| Entries supplied |
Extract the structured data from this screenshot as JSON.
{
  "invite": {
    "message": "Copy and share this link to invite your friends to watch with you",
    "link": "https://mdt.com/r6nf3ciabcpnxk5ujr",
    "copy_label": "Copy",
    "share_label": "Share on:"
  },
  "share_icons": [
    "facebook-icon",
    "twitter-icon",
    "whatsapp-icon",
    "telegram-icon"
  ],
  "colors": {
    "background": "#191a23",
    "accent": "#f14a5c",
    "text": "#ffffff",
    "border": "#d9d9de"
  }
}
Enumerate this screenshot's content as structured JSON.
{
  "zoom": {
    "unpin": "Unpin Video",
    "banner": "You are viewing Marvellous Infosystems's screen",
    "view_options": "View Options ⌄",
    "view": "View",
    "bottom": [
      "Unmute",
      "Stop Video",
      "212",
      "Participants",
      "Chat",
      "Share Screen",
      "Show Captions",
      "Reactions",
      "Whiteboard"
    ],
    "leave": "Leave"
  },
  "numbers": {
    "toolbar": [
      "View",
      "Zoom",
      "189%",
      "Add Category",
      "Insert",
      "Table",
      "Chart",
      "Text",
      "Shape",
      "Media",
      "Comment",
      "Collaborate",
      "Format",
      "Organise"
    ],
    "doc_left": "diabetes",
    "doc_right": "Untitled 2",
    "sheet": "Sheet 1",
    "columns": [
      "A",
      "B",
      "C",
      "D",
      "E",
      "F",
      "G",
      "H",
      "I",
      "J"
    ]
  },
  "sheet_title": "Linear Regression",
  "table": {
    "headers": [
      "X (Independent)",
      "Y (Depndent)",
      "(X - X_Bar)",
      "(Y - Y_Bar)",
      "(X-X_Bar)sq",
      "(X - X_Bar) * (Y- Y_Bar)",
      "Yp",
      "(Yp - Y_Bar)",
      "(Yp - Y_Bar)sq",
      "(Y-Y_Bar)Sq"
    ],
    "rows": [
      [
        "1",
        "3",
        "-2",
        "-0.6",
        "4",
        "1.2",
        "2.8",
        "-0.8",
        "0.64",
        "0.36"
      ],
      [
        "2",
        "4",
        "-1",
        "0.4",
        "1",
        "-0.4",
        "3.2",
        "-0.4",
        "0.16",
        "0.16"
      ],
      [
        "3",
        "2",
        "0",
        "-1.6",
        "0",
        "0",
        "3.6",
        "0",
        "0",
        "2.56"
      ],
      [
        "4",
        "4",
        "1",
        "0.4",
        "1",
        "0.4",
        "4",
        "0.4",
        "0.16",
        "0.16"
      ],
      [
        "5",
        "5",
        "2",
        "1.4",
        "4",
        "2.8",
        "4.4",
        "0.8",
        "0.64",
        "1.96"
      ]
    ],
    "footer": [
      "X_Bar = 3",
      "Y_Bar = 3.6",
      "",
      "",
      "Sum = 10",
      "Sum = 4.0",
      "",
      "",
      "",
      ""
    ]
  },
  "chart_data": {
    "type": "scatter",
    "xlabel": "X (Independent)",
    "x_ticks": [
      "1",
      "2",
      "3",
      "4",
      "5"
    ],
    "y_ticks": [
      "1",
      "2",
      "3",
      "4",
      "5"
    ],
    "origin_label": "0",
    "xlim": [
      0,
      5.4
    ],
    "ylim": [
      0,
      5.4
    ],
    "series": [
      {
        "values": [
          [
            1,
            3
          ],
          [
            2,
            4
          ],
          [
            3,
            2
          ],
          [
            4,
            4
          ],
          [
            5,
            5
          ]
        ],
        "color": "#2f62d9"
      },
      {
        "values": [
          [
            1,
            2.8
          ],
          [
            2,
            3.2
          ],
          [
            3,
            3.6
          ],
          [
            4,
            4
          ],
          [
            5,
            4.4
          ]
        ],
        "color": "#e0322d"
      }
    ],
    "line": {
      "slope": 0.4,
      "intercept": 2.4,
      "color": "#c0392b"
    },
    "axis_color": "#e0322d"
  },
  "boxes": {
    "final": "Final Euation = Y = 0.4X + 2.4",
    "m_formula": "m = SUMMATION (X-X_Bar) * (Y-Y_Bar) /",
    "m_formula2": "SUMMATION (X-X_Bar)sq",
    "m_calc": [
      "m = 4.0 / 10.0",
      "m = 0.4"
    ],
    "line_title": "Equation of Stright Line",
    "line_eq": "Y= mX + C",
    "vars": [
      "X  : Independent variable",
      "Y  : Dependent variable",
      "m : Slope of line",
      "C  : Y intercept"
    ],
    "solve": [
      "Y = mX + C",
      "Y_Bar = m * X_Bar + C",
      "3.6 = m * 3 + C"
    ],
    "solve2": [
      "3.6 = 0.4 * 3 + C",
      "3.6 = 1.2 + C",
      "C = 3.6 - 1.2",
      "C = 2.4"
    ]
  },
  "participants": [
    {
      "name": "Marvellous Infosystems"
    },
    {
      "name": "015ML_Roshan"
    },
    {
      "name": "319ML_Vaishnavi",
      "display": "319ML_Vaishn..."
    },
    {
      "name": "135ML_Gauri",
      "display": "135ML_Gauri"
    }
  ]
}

| Given request |
Work out how many lines of the material above contain the word "name", then give only that figure.

| Answer to the task |
4